## [Exercise]
Pull every line containing the word "председатель" from the records.
■ ■ ■
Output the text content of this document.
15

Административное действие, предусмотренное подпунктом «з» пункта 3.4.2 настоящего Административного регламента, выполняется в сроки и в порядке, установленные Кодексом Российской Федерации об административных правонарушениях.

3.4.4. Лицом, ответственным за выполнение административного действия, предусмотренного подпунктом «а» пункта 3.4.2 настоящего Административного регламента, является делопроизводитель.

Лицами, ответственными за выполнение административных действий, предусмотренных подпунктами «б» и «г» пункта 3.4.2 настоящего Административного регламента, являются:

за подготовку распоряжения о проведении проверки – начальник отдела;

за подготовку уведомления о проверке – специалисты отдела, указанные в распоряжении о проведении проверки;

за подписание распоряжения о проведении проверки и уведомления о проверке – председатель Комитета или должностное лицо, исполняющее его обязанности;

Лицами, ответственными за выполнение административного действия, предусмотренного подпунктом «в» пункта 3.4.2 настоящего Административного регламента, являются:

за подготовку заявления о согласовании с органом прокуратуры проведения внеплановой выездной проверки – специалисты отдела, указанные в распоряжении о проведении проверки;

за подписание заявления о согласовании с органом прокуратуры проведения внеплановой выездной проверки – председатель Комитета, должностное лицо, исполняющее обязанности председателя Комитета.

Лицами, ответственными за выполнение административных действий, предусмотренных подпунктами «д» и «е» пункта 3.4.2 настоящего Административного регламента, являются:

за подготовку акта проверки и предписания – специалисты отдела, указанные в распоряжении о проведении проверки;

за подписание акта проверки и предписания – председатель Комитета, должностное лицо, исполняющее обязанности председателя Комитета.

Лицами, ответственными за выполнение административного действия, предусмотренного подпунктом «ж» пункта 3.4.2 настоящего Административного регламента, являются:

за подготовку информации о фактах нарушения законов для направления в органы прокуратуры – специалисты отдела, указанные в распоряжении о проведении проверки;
■ ■ ■
## [Answer]
за подписание распоряжения о проведении проверки и уведомления о проверке – председатель Комитета или должностное лицо, исполняющее его обязанности;
за подписание заявления о согласовании с органом прокуратуры проведения внеплановой выездной проверки – председатель Комитета, должностное лицо, исполняющее обязанности председателя Комитета.
за подписание акта проверки и предписания – председатель Комитета, должностное лицо, исполняющее обязанности председателя Комитета.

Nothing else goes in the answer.